** Start of SOURCE MATERIAL **

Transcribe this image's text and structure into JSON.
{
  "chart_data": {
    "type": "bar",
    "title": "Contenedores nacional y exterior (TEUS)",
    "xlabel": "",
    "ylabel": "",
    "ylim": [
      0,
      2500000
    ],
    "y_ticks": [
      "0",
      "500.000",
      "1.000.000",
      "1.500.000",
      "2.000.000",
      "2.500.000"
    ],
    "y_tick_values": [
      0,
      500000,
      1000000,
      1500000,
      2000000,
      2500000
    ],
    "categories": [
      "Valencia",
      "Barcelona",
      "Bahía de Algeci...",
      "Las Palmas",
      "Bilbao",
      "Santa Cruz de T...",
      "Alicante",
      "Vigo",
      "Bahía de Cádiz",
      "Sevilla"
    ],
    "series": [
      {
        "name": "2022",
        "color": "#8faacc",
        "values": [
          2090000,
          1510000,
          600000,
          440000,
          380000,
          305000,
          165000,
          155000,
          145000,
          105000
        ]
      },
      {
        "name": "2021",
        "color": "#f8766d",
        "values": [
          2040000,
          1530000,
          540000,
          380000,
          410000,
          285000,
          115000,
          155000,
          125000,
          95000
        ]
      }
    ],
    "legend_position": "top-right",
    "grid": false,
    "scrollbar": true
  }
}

** End of SOURCE MATERIAL **

▸ EXERCISE INSTRUCTIONS:
Extract, word for word, each line of the listing above.

▸ TASK SOLUTION:
Transcribe this image's text and structure into JSON.
{
  "chart_data": {
    "type": "bar",
    "title": "Contenedores nacional y exterior (TEUS)",
    "xlabel": "",
    "ylabel": "",
    "ylim": [
      0,
      2500000
    ],
    "y_ticks": [
      "0",
      "500.000",
      "1.000.000",
      "1.500.000",
      "2.000.000",
      "2.500.000"
    ],
    "y_tick_values": [
      0,
      500000,
      1000000,
      1500000,
      2000000,
      2500000
    ],
    "categories": [
      "Valencia",
      "Barcelona",
      "Bahía de Algeci...",
      "Las Palmas",
      "Bilbao",
      "Santa Cruz de T...",
      "Alicante",
      "Vigo",
      "Bahía de Cádiz",
      "Sevilla"
    ],
    "series": [
      {
        "name": "2022",
        "color": "#8faacc",
        "values": [
          2090000,
          1510000,
          600000,
          440000,
          380000,
          305000,
          165000,
          155000,
          145000,
          105000
        ]
      },
      {
        "name": "2021",
        "color": "#f8766d",
        "values": [
          2040000,
          1530000,
          540000,
          380000,
          410000,
          285000,
          115000,
          155000,
          125000,
          95000
        ]
      }
    ],
    "legend_position": "top-right",
    "grid": false,
    "scrollbar": true
  }
}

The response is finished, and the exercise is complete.